_Task brief_
Give back every line exactly as it appears, pictures excluded.

_Stored records_
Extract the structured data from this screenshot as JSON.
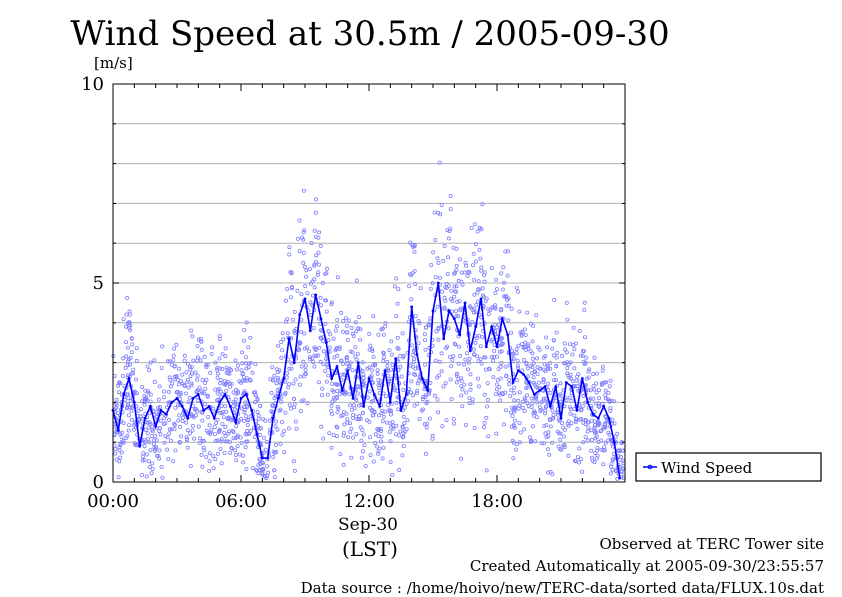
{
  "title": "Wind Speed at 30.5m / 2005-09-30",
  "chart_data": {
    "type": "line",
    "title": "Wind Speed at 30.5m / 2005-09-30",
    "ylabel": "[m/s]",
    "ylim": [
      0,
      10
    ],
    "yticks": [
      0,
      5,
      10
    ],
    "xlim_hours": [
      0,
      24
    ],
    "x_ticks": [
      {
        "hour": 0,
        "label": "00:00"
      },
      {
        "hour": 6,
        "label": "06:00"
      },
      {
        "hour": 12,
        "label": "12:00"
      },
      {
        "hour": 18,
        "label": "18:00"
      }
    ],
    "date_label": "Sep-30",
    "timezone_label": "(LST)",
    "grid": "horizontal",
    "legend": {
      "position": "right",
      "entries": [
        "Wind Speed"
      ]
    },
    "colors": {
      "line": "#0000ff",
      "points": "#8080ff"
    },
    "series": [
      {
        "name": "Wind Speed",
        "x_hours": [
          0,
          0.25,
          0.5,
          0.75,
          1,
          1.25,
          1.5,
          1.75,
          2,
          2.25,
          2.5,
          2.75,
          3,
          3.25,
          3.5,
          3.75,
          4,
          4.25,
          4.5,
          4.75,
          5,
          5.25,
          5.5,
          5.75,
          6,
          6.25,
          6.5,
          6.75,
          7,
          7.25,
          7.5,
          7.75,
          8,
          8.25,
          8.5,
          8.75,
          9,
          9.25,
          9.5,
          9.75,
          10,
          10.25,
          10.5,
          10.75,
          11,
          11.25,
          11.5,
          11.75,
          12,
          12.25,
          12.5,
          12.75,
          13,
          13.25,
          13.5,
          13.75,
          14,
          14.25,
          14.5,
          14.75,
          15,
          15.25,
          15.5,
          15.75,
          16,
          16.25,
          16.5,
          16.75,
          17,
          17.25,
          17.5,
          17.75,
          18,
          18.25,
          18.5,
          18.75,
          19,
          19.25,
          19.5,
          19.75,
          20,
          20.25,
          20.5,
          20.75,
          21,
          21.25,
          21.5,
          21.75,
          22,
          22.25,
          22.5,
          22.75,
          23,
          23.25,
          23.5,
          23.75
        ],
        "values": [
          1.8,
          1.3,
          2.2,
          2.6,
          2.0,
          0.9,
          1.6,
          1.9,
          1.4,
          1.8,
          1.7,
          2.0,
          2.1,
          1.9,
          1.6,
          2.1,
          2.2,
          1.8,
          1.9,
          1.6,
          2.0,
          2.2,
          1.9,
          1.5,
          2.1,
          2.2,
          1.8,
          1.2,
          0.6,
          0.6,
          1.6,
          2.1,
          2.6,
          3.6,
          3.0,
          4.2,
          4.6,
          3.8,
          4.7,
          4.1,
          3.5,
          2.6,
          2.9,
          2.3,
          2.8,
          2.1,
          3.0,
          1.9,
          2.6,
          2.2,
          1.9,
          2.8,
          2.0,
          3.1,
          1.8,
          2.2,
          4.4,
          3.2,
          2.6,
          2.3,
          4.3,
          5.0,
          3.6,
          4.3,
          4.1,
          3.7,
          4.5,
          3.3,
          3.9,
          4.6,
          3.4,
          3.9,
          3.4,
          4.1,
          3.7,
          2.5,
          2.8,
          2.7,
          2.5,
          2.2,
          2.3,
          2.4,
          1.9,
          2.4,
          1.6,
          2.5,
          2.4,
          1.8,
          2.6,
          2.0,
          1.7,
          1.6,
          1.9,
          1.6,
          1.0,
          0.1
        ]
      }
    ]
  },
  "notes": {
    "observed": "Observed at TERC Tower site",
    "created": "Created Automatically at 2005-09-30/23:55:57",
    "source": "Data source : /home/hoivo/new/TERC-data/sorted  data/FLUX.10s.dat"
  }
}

_In response_
Extract the structured data from this screenshot as JSON.
{
  "title": "Wind Speed at 30.5m / 2005-09-30",
  "chart_data": {
    "type": "line",
    "title": "Wind Speed at 30.5m / 2005-09-30",
    "ylabel": "[m/s]",
    "ylim": [
      0,
      10
    ],
    "yticks": [
      0,
      5,
      10
    ],
    "xlim_hours": [
      0,
      24
    ],
    "x_ticks": [
      {
        "hour": 0,
        "label": "00:00"
      },
      {
        "hour": 6,
        "label": "06:00"
      },
      {
        "hour": 12,
        "label": "12:00"
      },
      {
        "hour": 18,
        "label": "18:00"
      }
    ],
    "date_label": "Sep-30",
    "timezone_label": "(LST)",
    "grid": "horizontal",
    "legend": {
      "position": "right",
      "entries": [
        "Wind Speed"
      ]
    },
    "colors": {
      "line": "#0000ff",
      "points": "#8080ff"
    },
    "series": [
      {
        "name": "Wind Speed",
        "x_hours": [
          0,
          0.25,
          0.5,
          0.75,
          1,
          1.25,
          1.5,
          1.75,
          2,
          2.25,
          2.5,
          2.75,
          3,
          3.25,
          3.5,
          3.75,
          4,
          4.25,
          4.5,
          4.75,
          5,
          5.25,
          5.5,
          5.75,
          6,
          6.25,
          6.5,
          6.75,
          7,
          7.25,
          7.5,
          7.75,
          8,
          8.25,
          8.5,
          8.75,
          9,
          9.25,
          9.5,
          9.75,
          10,
          10.25,
          10.5,
          10.75,
          11,
          11.25,
          11.5,
          11.75,
          12,
          12.25,
          12.5,
          12.75,
          13,
          13.25,
          13.5,
          13.75,
          14,
          14.25,
          14.5,
          14.75,
          15,
          15.25,
          15.5,
          15.75,
          16,
          16.25,
          16.5,
          16.75,
          17,
          17.25,
          17.5,
          17.75,
          18,
          18.25,
          18.5,
          18.75,
          19,
          19.25,
          19.5,
          19.75,
          20,
          20.25,
          20.5,
          20.75,
          21,
          21.25,
          21.5,
          21.75,
          22,
          22.25,
          22.5,
          22.75,
          23,
          23.25,
          23.5,
          23.75
        ],
        "values": [
          1.8,
          1.3,
          2.2,
          2.6,
          2.0,
          0.9,
          1.6,
          1.9,
          1.4,
          1.8,
          1.7,
          2.0,
          2.1,
          1.9,
          1.6,
          2.1,
          2.2,
          1.8,
          1.9,
          1.6,
          2.0,
          2.2,
          1.9,
          1.5,
          2.1,
          2.2,
          1.8,
          1.2,
          0.6,
          0.6,
          1.6,
          2.1,
          2.6,
          3.6,
          3.0,
          4.2,
          4.6,
          3.8,
          4.7,
          4.1,
          3.5,
          2.6,
          2.9,
          2.3,
          2.8,
          2.1,
          3.0,
          1.9,
          2.6,
          2.2,
          1.9,
          2.8,
          2.0,
          3.1,
          1.8,
          2.2,
          4.4,
          3.2,
          2.6,
          2.3,
          4.3,
          5.0,
          3.6,
          4.3,
          4.1,
          3.7,
          4.5,
          3.3,
          3.9,
          4.6,
          3.4,
          3.9,
          3.4,
          4.1,
          3.7,
          2.5,
          2.8,
          2.7,
          2.5,
          2.2,
          2.3,
          2.4,
          1.9,
          2.4,
          1.6,
          2.5,
          2.4,
          1.8,
          2.6,
          2.0,
          1.7,
          1.6,
          1.9,
          1.6,
          1.0,
          0.1
        ]
      }
    ]
  },
  "notes": {
    "observed": "Observed at TERC Tower site",
    "created": "Created Automatically at 2005-09-30/23:55:57",
    "source": "Data source : /home/hoivo/new/TERC-data/sorted  data/FLUX.10s.dat"
  }
}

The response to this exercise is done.